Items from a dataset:
-*-*-
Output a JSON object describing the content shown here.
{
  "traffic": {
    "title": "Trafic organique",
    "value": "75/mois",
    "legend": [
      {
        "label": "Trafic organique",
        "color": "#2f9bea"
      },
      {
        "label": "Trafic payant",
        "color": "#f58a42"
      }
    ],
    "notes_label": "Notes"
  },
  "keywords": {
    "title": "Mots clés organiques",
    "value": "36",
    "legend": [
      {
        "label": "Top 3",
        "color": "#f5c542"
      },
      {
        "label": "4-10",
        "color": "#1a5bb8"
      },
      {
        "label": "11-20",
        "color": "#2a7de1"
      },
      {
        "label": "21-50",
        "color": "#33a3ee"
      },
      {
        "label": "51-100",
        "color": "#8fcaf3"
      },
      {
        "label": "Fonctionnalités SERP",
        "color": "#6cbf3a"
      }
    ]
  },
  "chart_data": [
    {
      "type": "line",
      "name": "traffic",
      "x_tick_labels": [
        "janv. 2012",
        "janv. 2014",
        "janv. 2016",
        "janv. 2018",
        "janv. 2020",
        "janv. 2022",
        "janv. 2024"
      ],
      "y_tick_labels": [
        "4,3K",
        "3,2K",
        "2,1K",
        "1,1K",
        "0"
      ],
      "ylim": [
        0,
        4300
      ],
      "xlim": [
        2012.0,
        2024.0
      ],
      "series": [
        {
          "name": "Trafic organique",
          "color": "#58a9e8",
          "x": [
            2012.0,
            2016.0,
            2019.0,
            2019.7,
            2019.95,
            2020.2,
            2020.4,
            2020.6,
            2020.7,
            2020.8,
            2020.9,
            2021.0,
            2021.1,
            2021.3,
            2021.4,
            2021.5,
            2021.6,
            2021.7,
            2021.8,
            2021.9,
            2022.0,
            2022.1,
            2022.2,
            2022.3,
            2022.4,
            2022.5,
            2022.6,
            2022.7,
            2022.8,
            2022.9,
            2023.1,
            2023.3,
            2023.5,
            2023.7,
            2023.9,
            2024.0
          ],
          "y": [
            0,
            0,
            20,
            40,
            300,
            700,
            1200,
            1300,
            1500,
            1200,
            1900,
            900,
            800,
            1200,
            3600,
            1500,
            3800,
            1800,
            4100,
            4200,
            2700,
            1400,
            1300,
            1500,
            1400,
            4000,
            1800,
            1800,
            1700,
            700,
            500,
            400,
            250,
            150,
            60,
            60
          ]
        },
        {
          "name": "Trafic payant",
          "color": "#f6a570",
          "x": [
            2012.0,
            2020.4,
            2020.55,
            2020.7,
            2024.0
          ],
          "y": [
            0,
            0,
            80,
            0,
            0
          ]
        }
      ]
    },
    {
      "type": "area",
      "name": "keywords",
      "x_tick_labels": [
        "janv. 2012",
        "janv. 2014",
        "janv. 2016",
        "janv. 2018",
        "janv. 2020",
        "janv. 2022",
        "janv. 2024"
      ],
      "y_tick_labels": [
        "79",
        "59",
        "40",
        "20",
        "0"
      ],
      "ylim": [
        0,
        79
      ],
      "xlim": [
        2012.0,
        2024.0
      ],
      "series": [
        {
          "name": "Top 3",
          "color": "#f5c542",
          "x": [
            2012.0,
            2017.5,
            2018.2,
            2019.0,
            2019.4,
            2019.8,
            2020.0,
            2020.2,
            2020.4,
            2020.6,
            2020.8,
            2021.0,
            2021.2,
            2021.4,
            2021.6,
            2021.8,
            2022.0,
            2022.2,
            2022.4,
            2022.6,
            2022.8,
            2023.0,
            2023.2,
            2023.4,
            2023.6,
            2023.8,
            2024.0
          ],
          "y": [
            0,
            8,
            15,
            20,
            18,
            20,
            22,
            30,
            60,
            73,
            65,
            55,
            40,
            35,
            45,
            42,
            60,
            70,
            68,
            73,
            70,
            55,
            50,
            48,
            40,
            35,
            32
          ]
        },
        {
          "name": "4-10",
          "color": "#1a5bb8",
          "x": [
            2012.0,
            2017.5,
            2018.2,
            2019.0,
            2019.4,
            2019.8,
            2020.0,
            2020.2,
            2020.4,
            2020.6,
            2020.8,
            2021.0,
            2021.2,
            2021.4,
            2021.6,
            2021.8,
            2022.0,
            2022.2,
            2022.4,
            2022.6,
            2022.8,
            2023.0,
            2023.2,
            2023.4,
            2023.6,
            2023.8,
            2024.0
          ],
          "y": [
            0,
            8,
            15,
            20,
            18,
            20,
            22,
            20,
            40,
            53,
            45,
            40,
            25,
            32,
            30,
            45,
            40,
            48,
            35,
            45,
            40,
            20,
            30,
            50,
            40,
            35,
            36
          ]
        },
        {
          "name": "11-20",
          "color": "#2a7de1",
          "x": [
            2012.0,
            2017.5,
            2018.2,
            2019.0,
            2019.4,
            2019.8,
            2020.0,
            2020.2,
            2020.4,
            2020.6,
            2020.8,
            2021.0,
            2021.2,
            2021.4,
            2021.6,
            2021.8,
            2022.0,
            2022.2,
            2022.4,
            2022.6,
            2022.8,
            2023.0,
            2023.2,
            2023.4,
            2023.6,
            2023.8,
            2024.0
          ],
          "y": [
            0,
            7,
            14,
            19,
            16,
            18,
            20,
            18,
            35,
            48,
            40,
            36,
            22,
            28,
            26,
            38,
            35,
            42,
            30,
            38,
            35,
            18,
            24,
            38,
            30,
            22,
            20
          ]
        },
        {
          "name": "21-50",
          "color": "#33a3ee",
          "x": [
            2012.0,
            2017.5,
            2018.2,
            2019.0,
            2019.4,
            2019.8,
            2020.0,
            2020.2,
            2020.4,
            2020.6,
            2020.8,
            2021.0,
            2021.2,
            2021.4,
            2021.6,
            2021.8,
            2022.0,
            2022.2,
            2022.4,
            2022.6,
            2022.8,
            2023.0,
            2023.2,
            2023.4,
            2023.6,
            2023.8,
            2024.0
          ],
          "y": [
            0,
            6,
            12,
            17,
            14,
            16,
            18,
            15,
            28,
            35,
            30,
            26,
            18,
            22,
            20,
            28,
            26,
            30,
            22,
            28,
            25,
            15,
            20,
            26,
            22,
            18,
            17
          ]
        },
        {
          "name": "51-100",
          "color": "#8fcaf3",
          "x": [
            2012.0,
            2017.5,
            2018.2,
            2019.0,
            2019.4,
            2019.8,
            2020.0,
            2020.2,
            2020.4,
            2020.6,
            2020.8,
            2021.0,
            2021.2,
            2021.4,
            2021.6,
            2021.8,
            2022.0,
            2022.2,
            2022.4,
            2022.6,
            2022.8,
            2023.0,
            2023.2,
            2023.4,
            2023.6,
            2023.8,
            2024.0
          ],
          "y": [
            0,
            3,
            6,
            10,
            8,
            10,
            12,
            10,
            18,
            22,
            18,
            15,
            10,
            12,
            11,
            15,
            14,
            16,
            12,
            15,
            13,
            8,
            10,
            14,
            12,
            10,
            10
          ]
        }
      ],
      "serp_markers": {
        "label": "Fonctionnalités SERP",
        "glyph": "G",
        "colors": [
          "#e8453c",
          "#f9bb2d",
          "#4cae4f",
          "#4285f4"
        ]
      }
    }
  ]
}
-*-*-
Look through the material above. Copy each line where the word "Trafic" appears.

[ANSWER TO THE EXERCISE]:
    "title": "Trafic organique",
        "label": "Trafic organique",
        "label": "Trafic payant",
          "name": "Trafic organique",
          "name": "Trafic payant",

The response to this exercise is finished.